• **Stated problem**: Tally the lines that contain the string "phase" and state that total without comment.

===== Material for this task =====

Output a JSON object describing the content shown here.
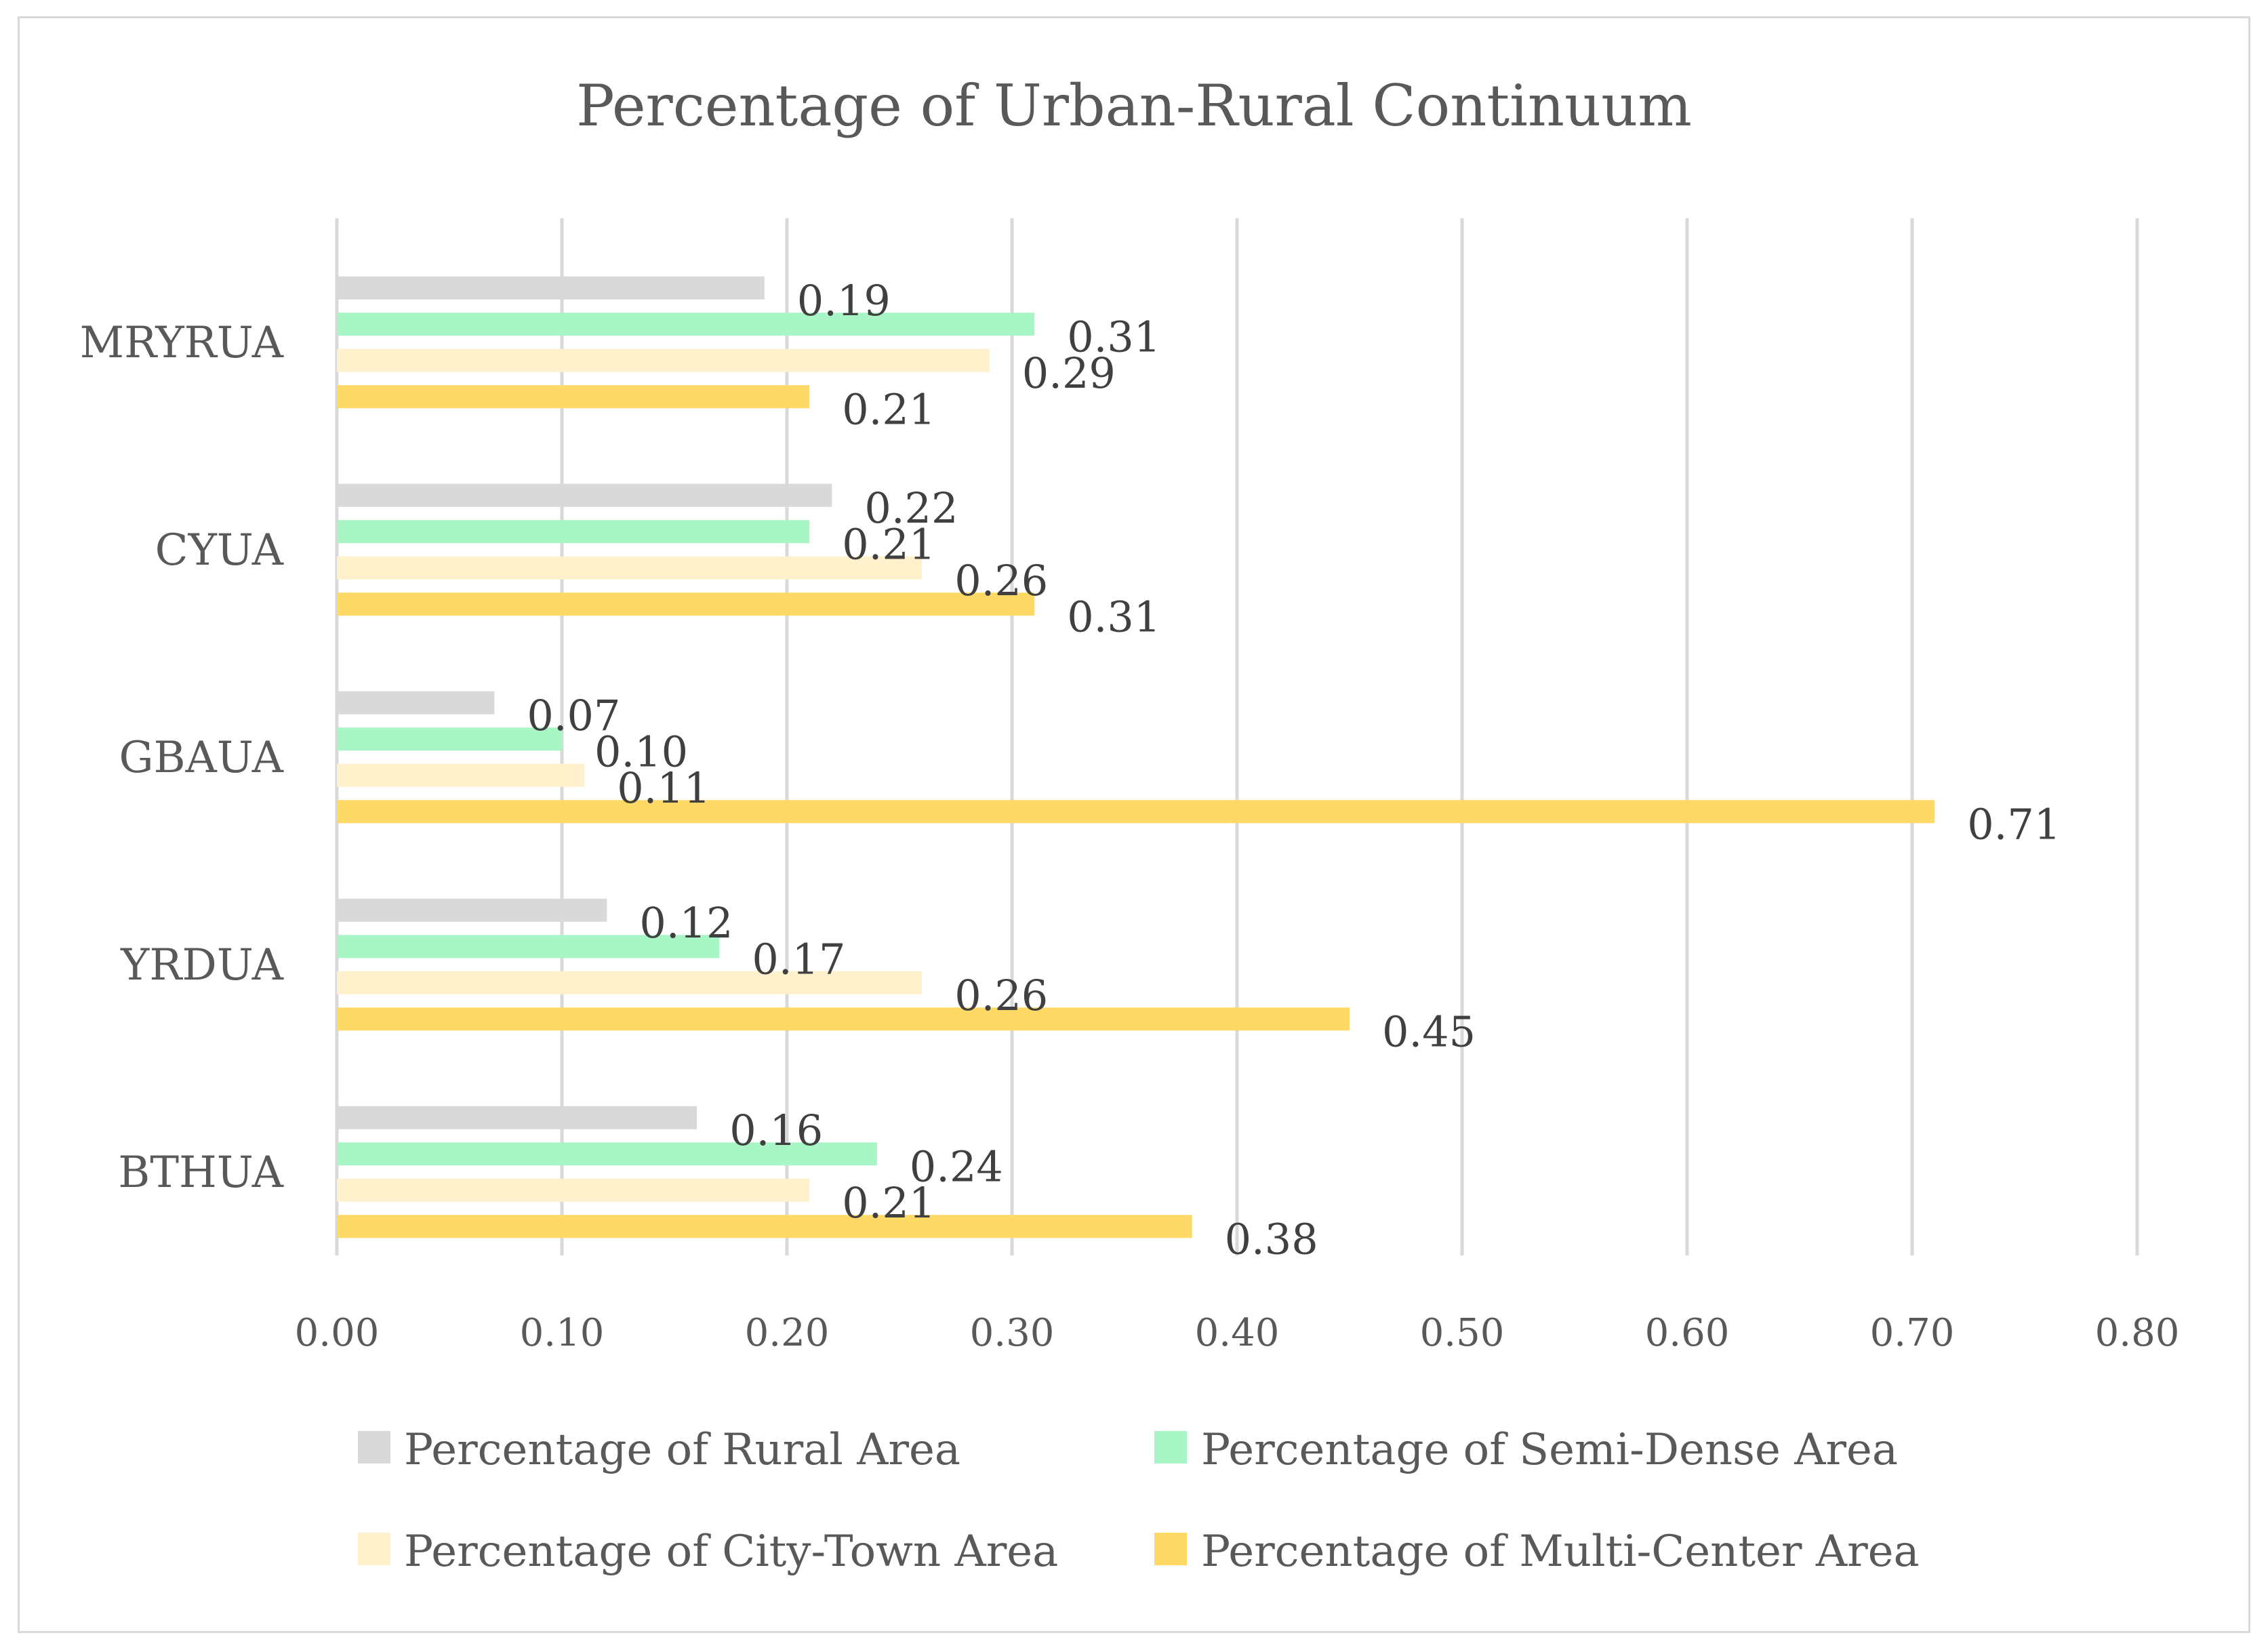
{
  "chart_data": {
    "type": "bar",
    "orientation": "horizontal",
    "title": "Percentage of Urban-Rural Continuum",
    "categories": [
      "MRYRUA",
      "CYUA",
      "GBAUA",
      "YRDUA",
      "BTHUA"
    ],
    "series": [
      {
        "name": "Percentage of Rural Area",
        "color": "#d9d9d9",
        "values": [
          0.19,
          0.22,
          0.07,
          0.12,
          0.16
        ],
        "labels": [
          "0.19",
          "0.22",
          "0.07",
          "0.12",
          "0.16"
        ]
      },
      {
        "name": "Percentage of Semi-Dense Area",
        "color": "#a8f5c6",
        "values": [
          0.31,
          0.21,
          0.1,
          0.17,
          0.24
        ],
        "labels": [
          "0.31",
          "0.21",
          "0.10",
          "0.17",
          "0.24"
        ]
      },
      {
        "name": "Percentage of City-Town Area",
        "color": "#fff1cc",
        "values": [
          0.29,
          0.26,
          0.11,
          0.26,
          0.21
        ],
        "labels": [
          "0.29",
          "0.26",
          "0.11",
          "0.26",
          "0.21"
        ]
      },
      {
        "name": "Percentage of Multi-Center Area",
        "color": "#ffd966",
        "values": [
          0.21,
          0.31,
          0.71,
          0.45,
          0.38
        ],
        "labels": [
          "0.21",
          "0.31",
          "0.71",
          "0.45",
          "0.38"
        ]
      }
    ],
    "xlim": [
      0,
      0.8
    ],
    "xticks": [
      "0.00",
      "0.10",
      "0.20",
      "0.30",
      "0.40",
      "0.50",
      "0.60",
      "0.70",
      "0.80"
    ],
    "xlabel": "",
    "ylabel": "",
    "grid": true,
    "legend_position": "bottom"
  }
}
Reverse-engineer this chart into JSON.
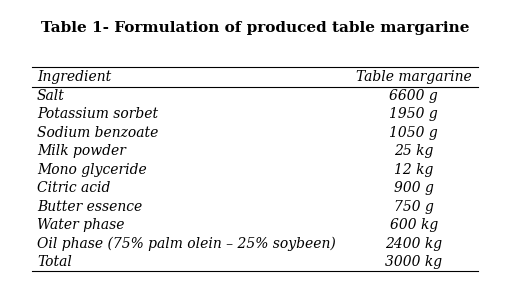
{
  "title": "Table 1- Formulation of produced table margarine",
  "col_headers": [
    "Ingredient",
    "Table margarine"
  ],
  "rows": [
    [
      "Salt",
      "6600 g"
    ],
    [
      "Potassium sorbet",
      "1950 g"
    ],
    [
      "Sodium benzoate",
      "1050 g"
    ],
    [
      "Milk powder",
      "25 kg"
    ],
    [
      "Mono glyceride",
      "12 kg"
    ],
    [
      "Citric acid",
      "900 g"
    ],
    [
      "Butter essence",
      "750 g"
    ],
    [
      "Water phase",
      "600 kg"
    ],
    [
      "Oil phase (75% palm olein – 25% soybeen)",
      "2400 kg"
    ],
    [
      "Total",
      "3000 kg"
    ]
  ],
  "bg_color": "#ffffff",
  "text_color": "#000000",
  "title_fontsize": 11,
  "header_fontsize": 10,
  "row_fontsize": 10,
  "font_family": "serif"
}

=====

• **Exercise output**: 2